Especialistas destacam impacto ambiental do envelhecimento da frota

Relatório do Sindipeças e Abipeças mostra que a idade média dos automóveis leves brasileiros é de 10 anos e 5 meses – número que a posiciona como a mais velha em 26 anos (Por Lucas Torres jornalismo@novomeio.com.br)
Especialistas destacam impacto ambiental do envelhecimento da frota

Num período em que a pauta da sustentabilidade tem guiado as ações de inovação do mercado automotivo, dados da configuração da frota de veículos circulantes no Brasil colocam em evidência a incongruência entre as mobilizações industriais e o cenário real vivido no país. Isto porque, de acordo com o estudo anual realizado pelo Sindicato Nacional da Indústria de Componentes para Veículos Automotores (Sindipeças), os brasileiros têm tido cada vez mais dificuldade de manter uma atualização periódica de seus veículos.

A edição 2022 do Relatório da Frota Circulante, do Sindipeças e Abipeças, que acaba de ser divulgada – e é destaque deste Novo Varejo – mostra que a idade média dos automóveis leves brasileiros é de 10 anos e 5 meses – número que a posiciona como a mais velha em 26 anos.

Para vislumbrar com mais nitidez este progressivo envelhecimento, basta comparar o percentual de veículos com até cinco anos de uso existente em 2012 em relação ao atual. Há 10 anos, 43,1% dos carros que circulavam em nosso território tinham até meia década de vida. Hoje, este percentual é de apenas 23,5%.

O cenário não apenas aponta com clareza a dificuldade que o país terá para popularizar modelos de configuração mais sustentável ao longo dos próximos anos, mas também indica um agravante para as urgências de proteção ambiental. Afinal, segundo advertem especialistas como o coordenador de projetos do Instituto de Energia e Meio Ambiente (IEMA), David Tsai, e o Gerente do Departamento de Apoio Operacional da Companhia Ambiental do Estado de São Paulo (CETESB), Carlos Lacava, quanto mais velho um automóvel, maior é a emissão de poluentes. Em uma rodada de reflexões conduzida para o Novo Varejo, Tsai e Lacava aprofundaram pontos importantes sobre essa relação envelhecimento da frota e danos ambientais, bem como refletiram sobre as inovações e diretrizes nacionais e internacionais para a temática de mobilidade urbana.

Novo Varejo – De acordo com levantamento do Sindipeças, a idade média da frota brasileira ultrapassou os 10 anos de idade em 2021. Qual é a relação entre o envelhecimento dos carros e a emissão de gases poluentes por parte destes automóveis?

David Tsai – Em primeiro lugar, veículos mais antigos emitem mais poluentes devido ao gradativo aperto nos limites de emissão para veículos novos ao longo dos anos exigido pelo Programa Nacional de Controle de Emissões Veiculares, o Proconve. Ou seja, os fabricantes de veículos são exigidos a colocar no mercado gerações de veículos cada vez menos poluentes de período em período, isso acontece desde a virada dos anos 80 para os anos 90. Em segundo lugar, as emissões poluentes de qualquer veículo aumentam com a sua idade, o que é chamado de deterioração de emissões, mesmo considerando a manutenção adequada do veículo. Isso acontece em razão do desgaste dos elementos ativos dos catalisadores.

● Instruções das tarefas:
[1] Segundo o texto sobre o envelhecimento da frota, qual é a idade média dos automóveis leves brasileiros na edição 2022 do Relatório da Frota Circulante?
[2] Passe para o inglês esta frase do texto sobre o envelhecimento da frota: "Há 10 anos, 43,1% dos carros que circulavam em nosso território tinham até meia década de vida."
[3] Dê seguimento ao texto sobre o envelhecimento da frota a partir da última frase apresentada.
O material que vem depois tem outra origem.

● Conteúdo do conjunto:

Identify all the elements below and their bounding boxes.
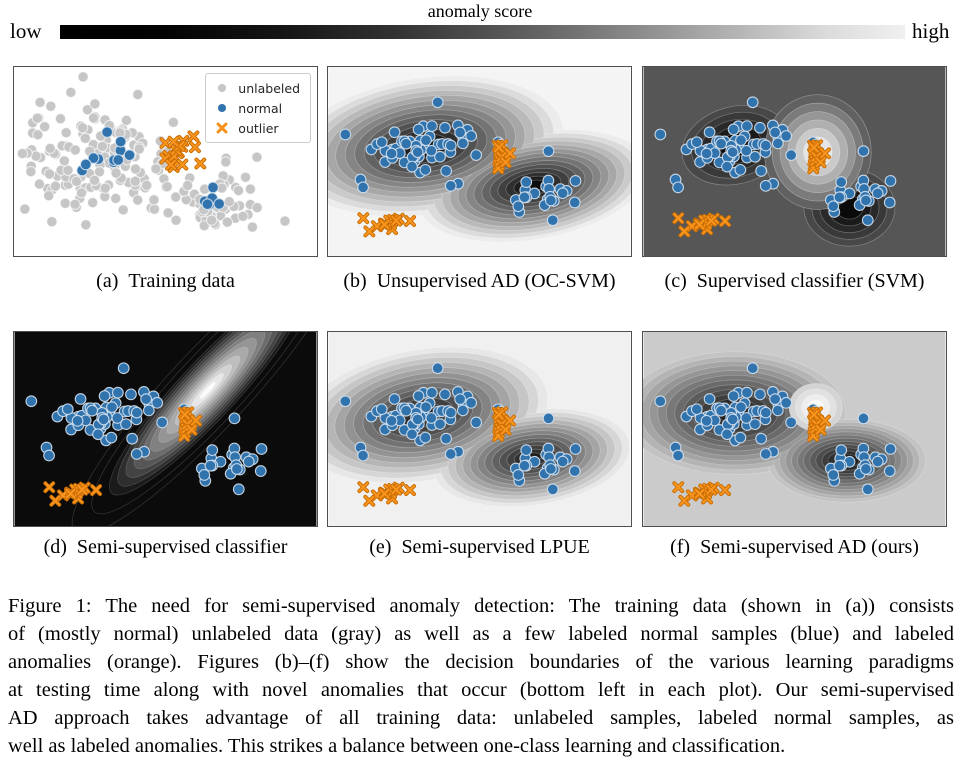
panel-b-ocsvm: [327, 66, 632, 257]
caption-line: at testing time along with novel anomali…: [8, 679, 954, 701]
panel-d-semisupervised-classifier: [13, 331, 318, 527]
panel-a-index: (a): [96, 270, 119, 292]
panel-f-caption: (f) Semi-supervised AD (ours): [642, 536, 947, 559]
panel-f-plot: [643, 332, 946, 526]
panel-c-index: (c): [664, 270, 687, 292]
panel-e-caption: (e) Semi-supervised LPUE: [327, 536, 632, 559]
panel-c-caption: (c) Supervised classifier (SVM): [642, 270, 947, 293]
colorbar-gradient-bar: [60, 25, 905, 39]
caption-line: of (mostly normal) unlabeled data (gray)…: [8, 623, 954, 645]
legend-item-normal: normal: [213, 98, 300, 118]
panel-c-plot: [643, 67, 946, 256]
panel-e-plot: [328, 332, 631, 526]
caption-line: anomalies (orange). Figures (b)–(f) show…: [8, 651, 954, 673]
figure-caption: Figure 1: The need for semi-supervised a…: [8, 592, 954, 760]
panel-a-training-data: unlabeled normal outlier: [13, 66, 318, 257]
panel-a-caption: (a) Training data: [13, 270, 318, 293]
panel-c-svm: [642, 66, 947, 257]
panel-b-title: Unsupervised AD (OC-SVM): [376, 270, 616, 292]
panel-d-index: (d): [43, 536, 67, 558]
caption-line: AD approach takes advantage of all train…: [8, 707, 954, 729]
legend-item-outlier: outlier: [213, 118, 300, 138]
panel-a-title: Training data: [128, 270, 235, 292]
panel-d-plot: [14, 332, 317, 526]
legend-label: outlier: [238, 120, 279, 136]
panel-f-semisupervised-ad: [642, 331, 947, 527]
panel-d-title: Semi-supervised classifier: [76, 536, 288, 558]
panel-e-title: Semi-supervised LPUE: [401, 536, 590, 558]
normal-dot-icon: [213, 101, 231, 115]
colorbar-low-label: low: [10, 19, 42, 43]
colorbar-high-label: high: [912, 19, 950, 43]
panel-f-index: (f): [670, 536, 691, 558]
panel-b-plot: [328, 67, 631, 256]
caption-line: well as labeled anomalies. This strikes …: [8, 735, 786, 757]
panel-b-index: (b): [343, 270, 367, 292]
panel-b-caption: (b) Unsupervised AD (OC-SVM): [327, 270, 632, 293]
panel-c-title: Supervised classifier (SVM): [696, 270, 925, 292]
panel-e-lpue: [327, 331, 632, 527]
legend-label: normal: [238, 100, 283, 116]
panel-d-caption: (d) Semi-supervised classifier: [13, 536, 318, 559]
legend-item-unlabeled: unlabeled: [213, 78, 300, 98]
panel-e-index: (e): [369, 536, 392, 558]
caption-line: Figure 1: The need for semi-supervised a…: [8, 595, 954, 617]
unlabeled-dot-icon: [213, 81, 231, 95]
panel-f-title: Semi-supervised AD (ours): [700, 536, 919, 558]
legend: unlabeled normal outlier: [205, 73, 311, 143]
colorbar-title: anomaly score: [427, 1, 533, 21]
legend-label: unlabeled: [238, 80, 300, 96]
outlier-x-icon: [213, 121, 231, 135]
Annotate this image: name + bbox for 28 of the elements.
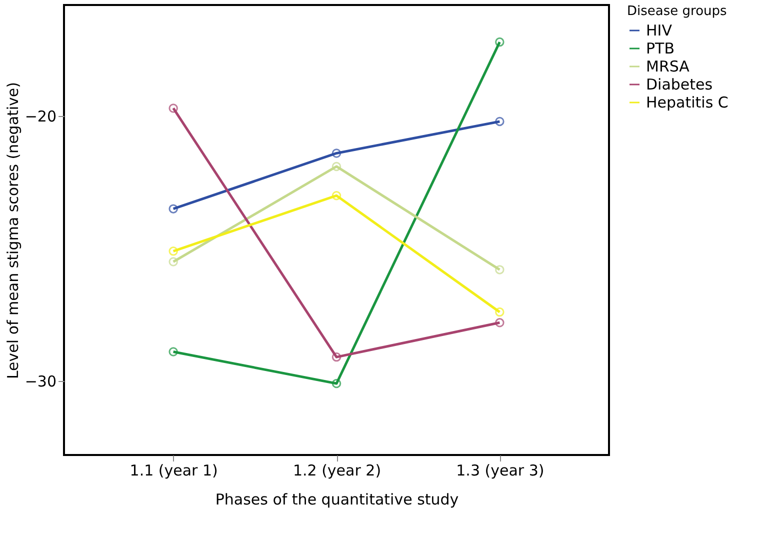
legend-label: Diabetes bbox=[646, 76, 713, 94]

● Respostas das tarefas:
[1] 10 anos e 5 meses.

[2] Ten years ago, 43.1% of the cars on the road in our country were up to half a decade old.

[3]
Carlos Lacava – Os veículos possuem fatores de emissão de poluentes que variam conforme a época de sua fabricação. Notadamente isso se dá pela evolução das fases do Proconve (Programa de Controle da Poluição do Ar pelos Veículos Automotores), ou seja, veículos mais novos têm limites de emissão de poluentes mais restritivos. Evidentemente, esse ganho em termos de emissão total se dá pelo sucateamento dos veículos mais poluentes, que deixam de circular ou que circulam menos. É importante ressaltar que o Proconve (e o Promot para motocicletas) regulam somente a emissão de poluentes tóxicos, como monóxido de carbono, material particulado, óxidos de nitrogênio e hidrocarbonetos. Não há regulamentação para o controle de emissões de gases de efeito estufa (GEE), como o CO2. Os poluentes tóxicos têm efeito mais significativo sobre a saúde em ambientes urbanos onde há grande emissão, enquanto os GEE possuem efeito sobre o clima em escala global.

Carlos Lacava lembra que não há regulamentação para o controle de emissões de gases de efeito estufa

NV – Estamos num momento em que a indústria automotiva mundial discute novas tecnologias para diminuir o impacto ambiental dos automóveis. Na sua visão, alguma delas, com destaque para a eletrificação, representam real alternativa para um transporte individual mais sustentável?

DT – Apenas novas tecnologias para automóveis não resolverão os problemas de mobilidade urbana das cidades. O transporte individual motorizado é o menos sustentável entre os modos de transporte. A Política Nacional de Mobilidade Urbana acerta ao estabelecer a priorização dos modos ativos (caminhada e bicicleta) e os modos coletivos (ônibus, metrô e trem) sobre os modos individuais motorizados (automóveis e motocicletas). Mas também é preciso tornar o transporte individual motorizado mais sustentável. A eletrificação se destaca por não apresentar emissões da combustão, algo bastante interessante nos espaços urbanos densamente habitados.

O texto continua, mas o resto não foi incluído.